**** Dataset records
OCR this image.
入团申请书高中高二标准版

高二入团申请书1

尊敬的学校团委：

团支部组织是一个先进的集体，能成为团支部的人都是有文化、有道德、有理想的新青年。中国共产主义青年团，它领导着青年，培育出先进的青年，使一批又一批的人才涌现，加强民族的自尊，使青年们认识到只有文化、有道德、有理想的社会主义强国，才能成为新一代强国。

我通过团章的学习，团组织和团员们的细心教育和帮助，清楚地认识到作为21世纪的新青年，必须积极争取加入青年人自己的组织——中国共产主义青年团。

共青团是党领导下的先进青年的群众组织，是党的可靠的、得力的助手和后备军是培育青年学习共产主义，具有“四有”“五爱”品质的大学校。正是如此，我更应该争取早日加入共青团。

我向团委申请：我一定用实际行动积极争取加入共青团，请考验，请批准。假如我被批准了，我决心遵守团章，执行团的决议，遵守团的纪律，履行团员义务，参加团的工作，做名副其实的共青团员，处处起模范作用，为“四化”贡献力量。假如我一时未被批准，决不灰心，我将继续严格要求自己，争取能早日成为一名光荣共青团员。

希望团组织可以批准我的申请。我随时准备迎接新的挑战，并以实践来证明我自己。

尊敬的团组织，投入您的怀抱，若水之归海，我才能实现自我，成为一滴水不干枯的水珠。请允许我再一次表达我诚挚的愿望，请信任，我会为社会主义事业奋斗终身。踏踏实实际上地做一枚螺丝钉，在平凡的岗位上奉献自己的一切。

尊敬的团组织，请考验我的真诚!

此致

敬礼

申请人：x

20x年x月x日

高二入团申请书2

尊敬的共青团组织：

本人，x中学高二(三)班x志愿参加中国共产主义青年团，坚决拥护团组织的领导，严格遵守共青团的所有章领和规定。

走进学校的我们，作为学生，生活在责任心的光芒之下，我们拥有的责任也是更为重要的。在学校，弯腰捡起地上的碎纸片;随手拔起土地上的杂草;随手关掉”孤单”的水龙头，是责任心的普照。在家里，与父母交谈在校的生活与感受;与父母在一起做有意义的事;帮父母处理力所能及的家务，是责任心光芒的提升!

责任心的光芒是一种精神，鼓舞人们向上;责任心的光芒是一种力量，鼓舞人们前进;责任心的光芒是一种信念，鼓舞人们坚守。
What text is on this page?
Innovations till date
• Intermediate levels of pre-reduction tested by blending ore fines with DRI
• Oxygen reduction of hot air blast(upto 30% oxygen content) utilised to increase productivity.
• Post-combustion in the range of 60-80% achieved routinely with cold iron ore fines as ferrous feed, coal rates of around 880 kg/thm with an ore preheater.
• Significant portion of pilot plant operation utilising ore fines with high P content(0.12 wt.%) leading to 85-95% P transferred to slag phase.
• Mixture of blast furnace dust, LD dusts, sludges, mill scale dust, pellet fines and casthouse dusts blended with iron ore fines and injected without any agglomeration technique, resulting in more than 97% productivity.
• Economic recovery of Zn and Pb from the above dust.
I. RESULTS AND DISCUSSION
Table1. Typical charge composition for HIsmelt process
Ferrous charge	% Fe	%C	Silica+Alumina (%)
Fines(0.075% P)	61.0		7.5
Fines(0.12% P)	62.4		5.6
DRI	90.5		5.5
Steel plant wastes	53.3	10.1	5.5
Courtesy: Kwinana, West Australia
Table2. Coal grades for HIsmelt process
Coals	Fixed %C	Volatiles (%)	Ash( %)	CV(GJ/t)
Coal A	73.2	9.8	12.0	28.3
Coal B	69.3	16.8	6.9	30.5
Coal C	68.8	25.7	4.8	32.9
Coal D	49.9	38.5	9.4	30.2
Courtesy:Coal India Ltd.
********
Return every record, word for word.

Full solution –
OCR this image.
入团申请书高中高二标准版

高二入团申请书1

尊敬的学校团委：

团支部组织是一个先进的集体，能成为团支部的人都是有文化、有道德、有理想的新青年。中国共产主义青年团，它领导着青年，培育出先进的青年，使一批又一批的人才涌现，加强民族的自尊，使青年们认识到只有文化、有道德、有理想的社会主义强国，才能成为新一代强国。

我通过团章的学习，团组织和团员们的细心教育和帮助，清楚地认识到作为21世纪的新青年，必须积极争取加入青年人自己的组织——中国共产主义青年团。

共青团是党领导下的先进青年的群众组织，是党的可靠的、得力的助手和后备军是培育青年学习共产主义，具有“四有”“五爱”品质的大学校。正是如此，我更应该争取早日加入共青团。

我向团委申请：我一定用实际行动积极争取加入共青团，请考验，请批准。假如我被批准了，我决心遵守团章，执行团的决议，遵守团的纪律，履行团员义务，参加团的工作，做名副其实的共青团员，处处起模范作用，为“四化”贡献力量。假如我一时未被批准，决不灰心，我将继续严格要求自己，争取能早日成为一名光荣共青团员。

希望团组织可以批准我的申请。我随时准备迎接新的挑战，并以实践来证明我自己。

尊敬的团组织，投入您的怀抱，若水之归海，我才能实现自我，成为一滴水不干枯的水珠。请允许我再一次表达我诚挚的愿望，请信任，我会为社会主义事业奋斗终身。踏踏实实际上地做一枚螺丝钉，在平凡的岗位上奉献自己的一切。

尊敬的团组织，请考验我的真诚!

此致

敬礼

申请人：x

20x年x月x日

高二入团申请书2

尊敬的共青团组织：

本人，x中学高二(三)班x志愿参加中国共产主义青年团，坚决拥护团组织的领导，严格遵守共青团的所有章领和规定。

走进学校的我们，作为学生，生活在责任心的光芒之下，我们拥有的责任也是更为重要的。在学校，弯腰捡起地上的碎纸片;随手拔起土地上的杂草;随手关掉”孤单”的水龙头，是责任心的普照。在家里，与父母交谈在校的生活与感受;与父母在一起做有意义的事;帮父母处理力所能及的家务，是责任心光芒的提升!

责任心的光芒是一种精神，鼓舞人们向上;责任心的光芒是一种力量，鼓舞人们前进;责任心的光芒是一种信念，鼓舞人们坚守。
What text is on this page?
Innovations till date
• Intermediate levels of pre-reduction tested by blending ore fines with DRI
• Oxygen reduction of hot air blast(upto 30% oxygen content) utilised to increase productivity.
• Post-combustion in the range of 60-80% achieved routinely with cold iron ore fines as ferrous feed, coal rates of around 880 kg/thm with an ore preheater.
• Significant portion of pilot plant operation utilising ore fines with high P content(0.12 wt.%) leading to 85-95% P transferred to slag phase.
• Mixture of blast furnace dust, LD dusts, sludges, mill scale dust, pellet fines and casthouse dusts blended with iron ore fines and injected without any agglomeration technique, resulting in more than 97% productivity.
• Economic recovery of Zn and Pb from the above dust.
I. RESULTS AND DISCUSSION
Table1. Typical charge composition for HIsmelt process
Ferrous charge	% Fe	%C	Silica+Alumina (%)
Fines(0.075% P)	61.0		7.5
Fines(0.12% P)	62.4		5.6
DRI	90.5		5.5
Steel plant wastes	53.3	10.1	5.5
Courtesy: Kwinana, West Australia
Table2. Coal grades for HIsmelt process
Coals	Fixed %C	Volatiles (%)	Ash( %)	CV(GJ/t)
Coal A	73.2	9.8	12.0	28.3
Coal B	69.3	16.8	6.9	30.5
Coal C	68.8	25.7	4.8	32.9
Coal D	49.9	38.5	9.4	30.2
Courtesy:Coal India Ltd.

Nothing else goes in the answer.